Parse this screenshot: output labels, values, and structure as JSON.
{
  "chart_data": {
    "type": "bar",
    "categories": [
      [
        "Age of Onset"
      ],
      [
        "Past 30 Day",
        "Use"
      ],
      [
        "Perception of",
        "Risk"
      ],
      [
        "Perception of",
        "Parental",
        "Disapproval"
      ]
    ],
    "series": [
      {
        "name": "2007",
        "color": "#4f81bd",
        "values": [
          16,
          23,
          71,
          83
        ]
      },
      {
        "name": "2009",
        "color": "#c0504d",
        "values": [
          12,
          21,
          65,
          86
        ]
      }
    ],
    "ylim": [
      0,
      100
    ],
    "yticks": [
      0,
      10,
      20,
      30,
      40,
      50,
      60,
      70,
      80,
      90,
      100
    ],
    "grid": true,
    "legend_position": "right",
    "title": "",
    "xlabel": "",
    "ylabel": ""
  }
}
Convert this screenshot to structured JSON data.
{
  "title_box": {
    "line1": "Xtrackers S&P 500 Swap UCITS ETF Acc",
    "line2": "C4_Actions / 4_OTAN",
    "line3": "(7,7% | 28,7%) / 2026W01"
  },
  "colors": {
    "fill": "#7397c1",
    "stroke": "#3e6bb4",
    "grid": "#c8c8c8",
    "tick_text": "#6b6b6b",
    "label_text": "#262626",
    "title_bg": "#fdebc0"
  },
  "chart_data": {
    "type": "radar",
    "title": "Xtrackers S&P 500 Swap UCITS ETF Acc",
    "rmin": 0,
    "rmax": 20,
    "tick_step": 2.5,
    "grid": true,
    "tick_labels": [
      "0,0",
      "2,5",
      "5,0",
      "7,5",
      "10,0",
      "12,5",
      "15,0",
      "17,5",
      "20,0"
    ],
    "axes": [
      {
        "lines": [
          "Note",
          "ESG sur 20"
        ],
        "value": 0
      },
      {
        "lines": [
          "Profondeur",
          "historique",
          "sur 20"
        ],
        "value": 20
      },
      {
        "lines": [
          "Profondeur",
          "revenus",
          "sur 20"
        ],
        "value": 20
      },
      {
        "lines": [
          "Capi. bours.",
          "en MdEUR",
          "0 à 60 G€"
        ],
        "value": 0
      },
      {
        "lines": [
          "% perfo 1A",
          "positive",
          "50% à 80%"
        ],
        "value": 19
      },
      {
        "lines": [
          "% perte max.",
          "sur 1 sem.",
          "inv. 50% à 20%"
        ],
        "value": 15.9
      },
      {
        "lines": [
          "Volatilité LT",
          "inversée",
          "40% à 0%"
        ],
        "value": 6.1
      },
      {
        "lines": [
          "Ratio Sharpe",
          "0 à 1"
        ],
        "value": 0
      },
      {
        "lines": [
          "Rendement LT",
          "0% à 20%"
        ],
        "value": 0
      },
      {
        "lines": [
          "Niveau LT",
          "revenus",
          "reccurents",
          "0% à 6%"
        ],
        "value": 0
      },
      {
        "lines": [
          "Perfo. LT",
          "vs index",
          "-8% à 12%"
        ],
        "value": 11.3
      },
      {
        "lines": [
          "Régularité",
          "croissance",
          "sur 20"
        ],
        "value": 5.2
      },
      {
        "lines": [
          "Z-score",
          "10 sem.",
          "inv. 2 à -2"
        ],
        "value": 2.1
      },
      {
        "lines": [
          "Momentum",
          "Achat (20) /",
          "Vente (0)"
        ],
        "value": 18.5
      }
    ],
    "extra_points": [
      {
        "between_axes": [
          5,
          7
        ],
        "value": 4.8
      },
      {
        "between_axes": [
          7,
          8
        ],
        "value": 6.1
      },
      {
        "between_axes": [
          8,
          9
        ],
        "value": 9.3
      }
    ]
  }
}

────────

YOUR TASK: Each line of the listing should be copied exactly.

TASK SOLUTION:
Parse this screenshot: output labels, values, and structure as JSON.
{
  "chart_data": {
    "type": "bar",
    "categories": [
      [
        "Age of Onset"
      ],
      [
        "Past 30 Day",
        "Use"
      ],
      [
        "Perception of",
        "Risk"
      ],
      [
        "Perception of",
        "Parental",
        "Disapproval"
      ]
    ],
    "series": [
      {
        "name": "2007",
        "color": "#4f81bd",
        "values": [
          16,
          23,
          71,
          83
        ]
      },
      {
        "name": "2009",
        "color": "#c0504d",
        "values": [
          12,
          21,
          65,
          86
        ]
      }
    ],
    "ylim": [
      0,
      100
    ],
    "yticks": [
      0,
      10,
      20,
      30,
      40,
      50,
      60,
      70,
      80,
      90,
      100
    ],
    "grid": true,
    "legend_position": "right",
    "title": "",
    "xlabel": "",
    "ylabel": ""
  }
}
Convert this screenshot to structured JSON data.
{
  "title_box": {
    "line1": "Xtrackers S&P 500 Swap UCITS ETF Acc",
    "line2": "C4_Actions / 4_OTAN",
    "line3": "(7,7% | 28,7%) / 2026W01"
  },
  "colors": {
    "fill": "#7397c1",
    "stroke": "#3e6bb4",
    "grid": "#c8c8c8",
    "tick_text": "#6b6b6b",
    "label_text": "#262626",
    "title_bg": "#fdebc0"
  },
  "chart_data": {
    "type": "radar",
    "title": "Xtrackers S&P 500 Swap UCITS ETF Acc",
    "rmin": 0,
    "rmax": 20,
    "tick_step": 2.5,
    "grid": true,
    "tick_labels": [
      "0,0",
      "2,5",
      "5,0",
      "7,5",
      "10,0",
      "12,5",
      "15,0",
      "17,5",
      "20,0"
    ],
    "axes": [
      {
        "lines": [
          "Note",
          "ESG sur 20"
        ],
        "value": 0
      },
      {
        "lines": [
          "Profondeur",
          "historique",
          "sur 20"
        ],
        "value": 20
      },
      {
        "lines": [
          "Profondeur",
          "revenus",
          "sur 20"
        ],
        "value": 20
      },
      {
        "lines": [
          "Capi. bours.",
          "en MdEUR",
          "0 à 60 G€"
        ],
        "value": 0
      },
      {
        "lines": [
          "% perfo 1A",
          "positive",
          "50% à 80%"
        ],
        "value": 19
      },
      {
        "lines": [
          "% perte max.",
          "sur 1 sem.",
          "inv. 50% à 20%"
        ],
        "value": 15.9
      },
      {
        "lines": [
          "Volatilité LT",
          "inversée",
          "40% à 0%"
        ],
        "value": 6.1
      },
      {
        "lines": [
          "Ratio Sharpe",
          "0 à 1"
        ],
        "value": 0
      },
      {
        "lines": [
          "Rendement LT",
          "0% à 20%"
        ],
        "value": 0
      },
      {
        "lines": [
          "Niveau LT",
          "revenus",
          "reccurents",
          "0% à 6%"
        ],
        "value": 0
      },
      {
        "lines": [
          "Perfo. LT",
          "vs index",
          "-8% à 12%"
        ],
        "value": 11.3
      },
      {
        "lines": [
          "Régularité",
          "croissance",
          "sur 20"
        ],
        "value": 5.2
      },
      {
        "lines": [
          "Z-score",
          "10 sem.",
          "inv. 2 à -2"
        ],
        "value": 2.1
      },
      {
        "lines": [
          "Momentum",
          "Achat (20) /",
          "Vente (0)"
        ],
        "value": 18.5
      }
    ],
    "extra_points": [
      {
        "between_axes": [
          5,
          7
        ],
        "value": 4.8
      },
      {
        "between_axes": [
          7,
          8
        ],
        "value": 6.1
      },
      {
        "between_axes": [
          8,
          9
        ],
        "value": 9.3
      }
    ]
  }
}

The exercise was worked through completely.